**Chart and figure data**:

■ ■ ■ ■ ■

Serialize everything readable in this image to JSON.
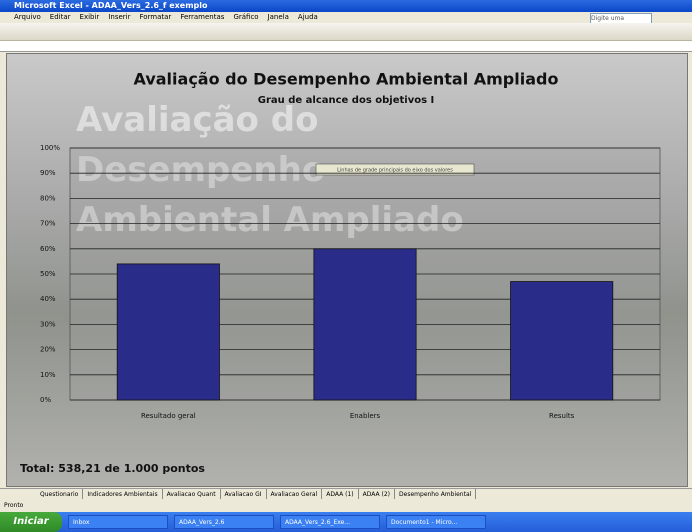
{
  "window": {
    "title": "Microsoft Excel - ADAA_Vers_2.6_f exemplo",
    "menu": [
      "Arquivo",
      "Editar",
      "Exibir",
      "Inserir",
      "Formatar",
      "Ferramentas",
      "Gráfico",
      "Janela",
      "Ajuda"
    ],
    "help_box": "Digite uma pergunta"
  },
  "chart_data": {
    "type": "bar",
    "title": "Avaliação do Desempenho Ambiental Ampliado",
    "subtitle": "Grau de alcance dos objetivos I",
    "categories": [
      "Resultado geral",
      "Enablers",
      "Results"
    ],
    "values": [
      54,
      60,
      47
    ],
    "color": "#2a2c8a",
    "ylim": [
      0,
      100
    ],
    "yticks": [
      {
        "value": 0,
        "label": "0%"
      },
      {
        "value": 10,
        "label": "10%"
      },
      {
        "value": 20,
        "label": "20%"
      },
      {
        "value": 30,
        "label": "30%"
      },
      {
        "value": 40,
        "label": "40%"
      },
      {
        "value": 50,
        "label": "50%"
      },
      {
        "value": 60,
        "label": "60%"
      },
      {
        "value": 70,
        "label": "70%"
      },
      {
        "value": 80,
        "label": "80%"
      },
      {
        "value": 90,
        "label": "90%"
      },
      {
        "value": 100,
        "label": "100%"
      }
    ],
    "grid": true,
    "tooltip": "Linhas de grade principais do eixo dos valores",
    "footer": "Total: 538,21 de 1.000 pontos"
  },
  "sheet_tabs": [
    "Questionario",
    "Indicadores Ambientais",
    "Avaliacao Quant",
    "Avaliacao GI",
    "Avaliacao Geral",
    "ADAA (1)",
    "ADAA (2)",
    "Desempenho Ambiental"
  ],
  "status": "Pronto",
  "taskbar": {
    "start": "Iniciar",
    "items": [
      "Inbox",
      "ADAA_Vers_2.6",
      "ADAA_Vers_2.6_Exe...",
      "Documento1 - Micro..."
    ]
  }
}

■ ■ ■ ■ ■

**DIRECTIONS FOR THIS TASK**: Copy every line of the material in which the word "Avaliacao" occurs.

**RESULT OF THIS EXERCISE**:
    "Avaliacao Quant",
    "Avaliacao GI",
    "Avaliacao Geral",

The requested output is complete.